**PROBLEM TO WORK ON**
Copy out all lines where "края" appears.

**INPUT**
_ _ _ _

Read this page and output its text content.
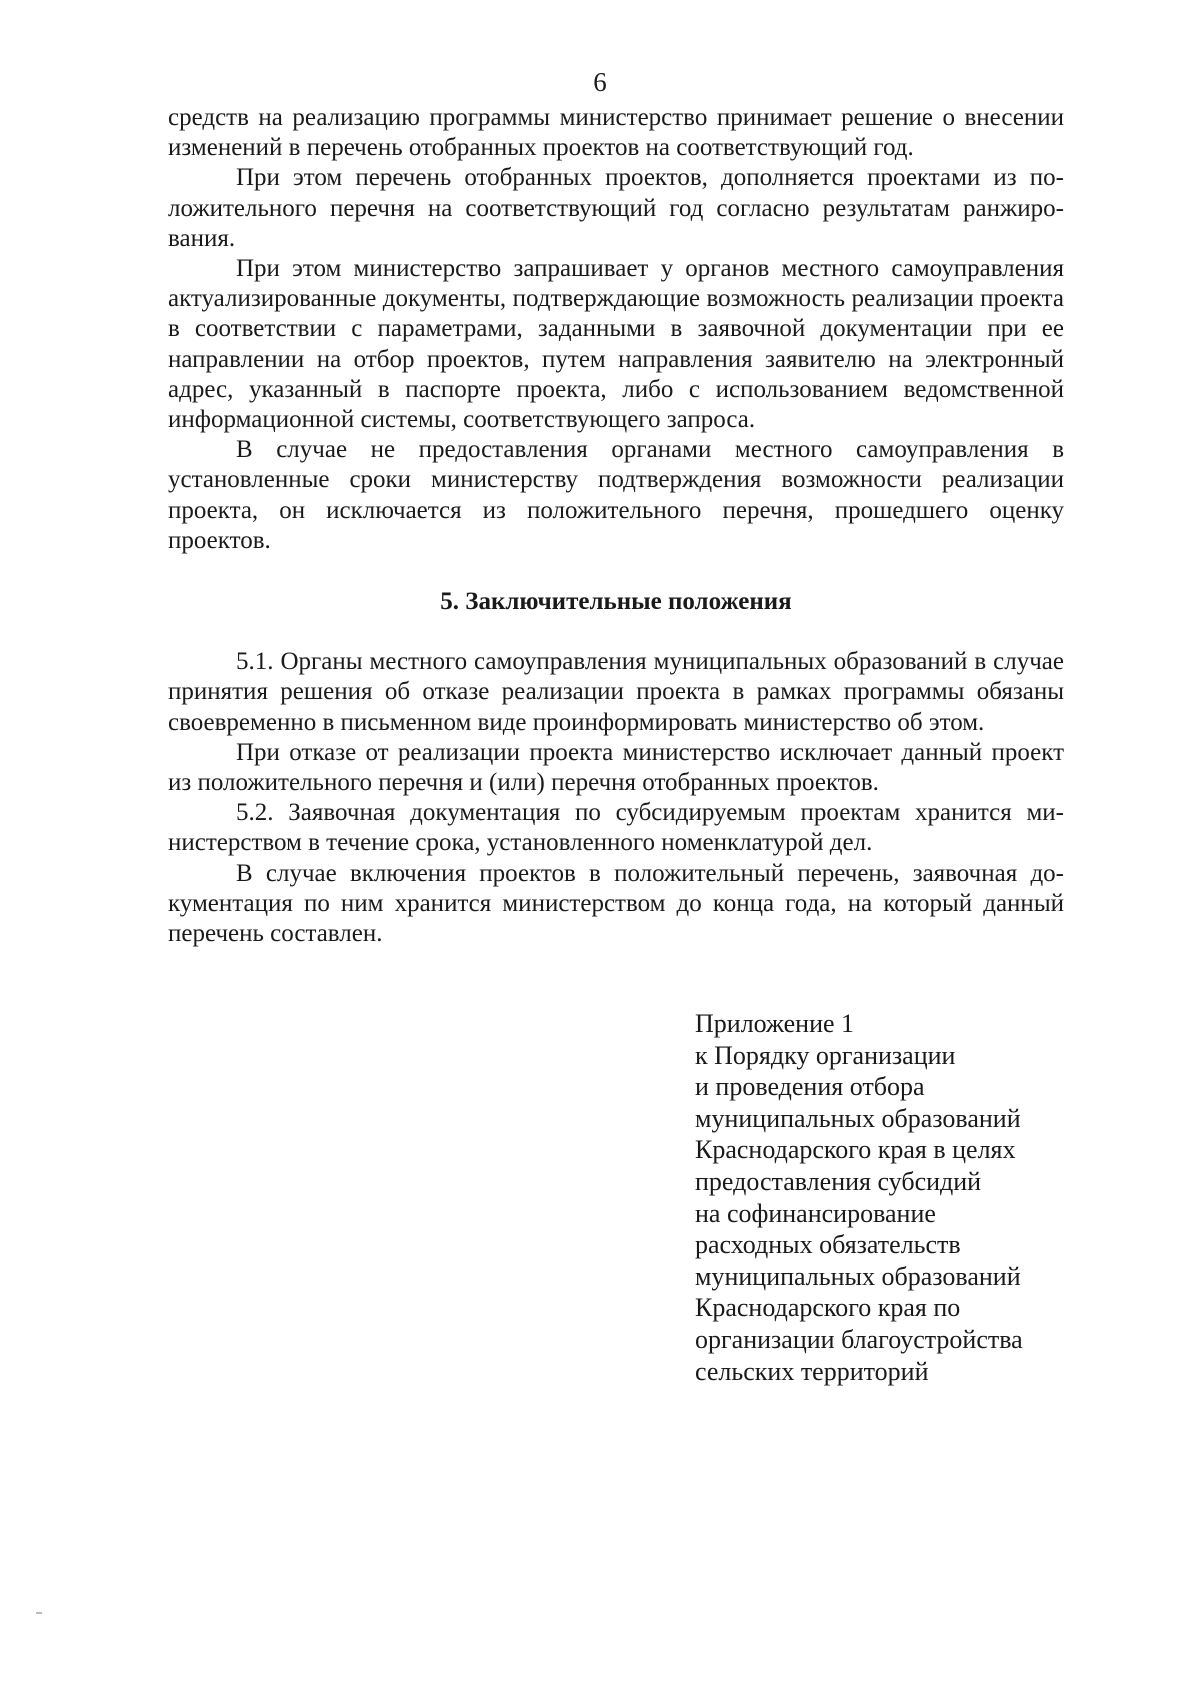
6

средств на реализацию программы министерство принимает решение о внесении изменений в перечень отобранных проектов на соответствующий год.

При этом перечень отобранных проектов, дополняется проектами из положительного перечня на соответствующий год согласно результатам ранжирования.

При этом министерство запрашивает у органов местного самоуправления актуализированные документы, подтверждающие возможность реализации проекта в соответствии с параметрами, заданными в заявочной документации при ее направлении на отбор проектов, путем направления заявителю на электронный адрес, указанный в паспорте проекта, либо с использованием ведомственной информационной системы, соответствующего запроса.

В случае не предоставления органами местного самоуправления в установленные сроки министерству подтверждения возможности реализации проекта, он исключается из положительного перечня, прошедшего оценку проектов.

5. Заключительные положения

5.1. Органы местного самоуправления муниципальных образований в случае принятия решения об отказе реализации проекта в рамках программы обязаны своевременно в письменном виде проинформировать министерство об этом.

При отказе от реализации проекта министерство исключает данный проект из положительного перечня и (или) перечня отобранных проектов.

5.2. Заявочная документация по субсидируемым проектам хранится министерством в течение срока, установленного номенклатурой дел.

В случае включения проектов в положительный перечень, заявочная документация по ним хранится министерством до конца года, на который данный перечень составлен.

Приложение 1
к Порядку организации
и проведения отбора
муниципальных образований
Краснодарского края в целях
предоставления субсидий
на софинансирование
расходных обязательств
муниципальных образований
Краснодарского края по
организации благоустройства
сельских территорий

_ _ _ _

**RESULT**
Краснодарского края в целях
Краснодарского края по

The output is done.